── LISTED RECORDS

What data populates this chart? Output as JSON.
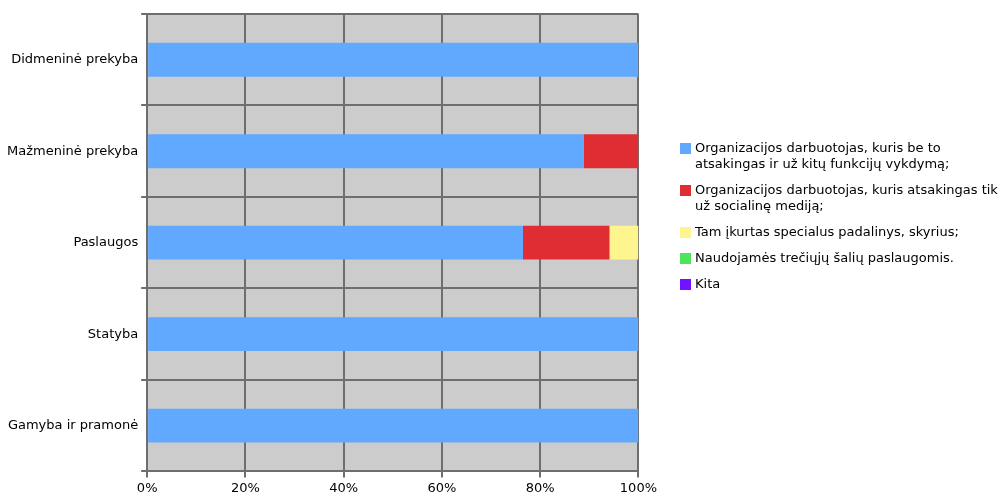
{
  "chart_data": {
    "type": "bar",
    "orientation": "horizontal",
    "stacked": true,
    "categories": [
      "Didmeninė prekyba",
      "Mažmeninė prekyba",
      "Paslaugos",
      "Statyba",
      "Gamyba ir pramonė"
    ],
    "series": [
      {
        "name": "Organizacijos darbuotojas, kuris be to atsakingas ir už kitų funkcijų vykdymą;",
        "color": "#61a8ff",
        "values": [
          100,
          88.9,
          76.5,
          100,
          100
        ]
      },
      {
        "name": "Organizacijos darbuotojas, kuris atsakingas tik už socialinę mediją;",
        "color": "#e02d33",
        "values": [
          0,
          11.1,
          17.6,
          0,
          0
        ]
      },
      {
        "name": "Tam įkurtas specialus padalinys, skyrius;",
        "color": "#fff58f",
        "values": [
          0,
          0,
          5.9,
          0,
          0
        ]
      },
      {
        "name": "Naudojamės trečiųjų šalių paslaugomis.",
        "color": "#4de35a",
        "values": [
          0,
          0,
          0,
          0,
          0
        ]
      },
      {
        "name": "Kita",
        "color": "#7312ff",
        "values": [
          0,
          0,
          0,
          0,
          0
        ]
      }
    ],
    "xlim": [
      0,
      100
    ],
    "xticks": [
      {
        "value": 0,
        "label": "0%"
      },
      {
        "value": 20,
        "label": "20%"
      },
      {
        "value": 40,
        "label": "40%"
      },
      {
        "value": 60,
        "label": "60%"
      },
      {
        "value": 80,
        "label": "80%"
      },
      {
        "value": 100,
        "label": "100%"
      }
    ],
    "grid": true,
    "legend": "right"
  }
}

────

* [DIRECTIONS FOR THIS TASK]: Apart from the pictures, the entries above are to be repeated in full and exactly.

* [THE COMPLETED TASK]:
What data populates this chart? Output as JSON.
{
  "chart_data": {
    "type": "bar",
    "orientation": "horizontal",
    "stacked": true,
    "categories": [
      "Didmeninė prekyba",
      "Mažmeninė prekyba",
      "Paslaugos",
      "Statyba",
      "Gamyba ir pramonė"
    ],
    "series": [
      {
        "name": "Organizacijos darbuotojas, kuris be to atsakingas ir už kitų funkcijų vykdymą;",
        "color": "#61a8ff",
        "values": [
          100,
          88.9,
          76.5,
          100,
          100
        ]
      },
      {
        "name": "Organizacijos darbuotojas, kuris atsakingas tik už socialinę mediją;",
        "color": "#e02d33",
        "values": [
          0,
          11.1,
          17.6,
          0,
          0
        ]
      },
      {
        "name": "Tam įkurtas specialus padalinys, skyrius;",
        "color": "#fff58f",
        "values": [
          0,
          0,
          5.9,
          0,
          0
        ]
      },
      {
        "name": "Naudojamės trečiųjų šalių paslaugomis.",
        "color": "#4de35a",
        "values": [
          0,
          0,
          0,
          0,
          0
        ]
      },
      {
        "name": "Kita",
        "color": "#7312ff",
        "values": [
          0,
          0,
          0,
          0,
          0
        ]
      }
    ],
    "xlim": [
      0,
      100
    ],
    "xticks": [
      {
        "value": 0,
        "label": "0%"
      },
      {
        "value": 20,
        "label": "20%"
      },
      {
        "value": 40,
        "label": "40%"
      },
      {
        "value": 60,
        "label": "60%"
      },
      {
        "value": 80,
        "label": "80%"
      },
      {
        "value": 100,
        "label": "100%"
      }
    ],
    "grid": true,
    "legend": "right"
  }
}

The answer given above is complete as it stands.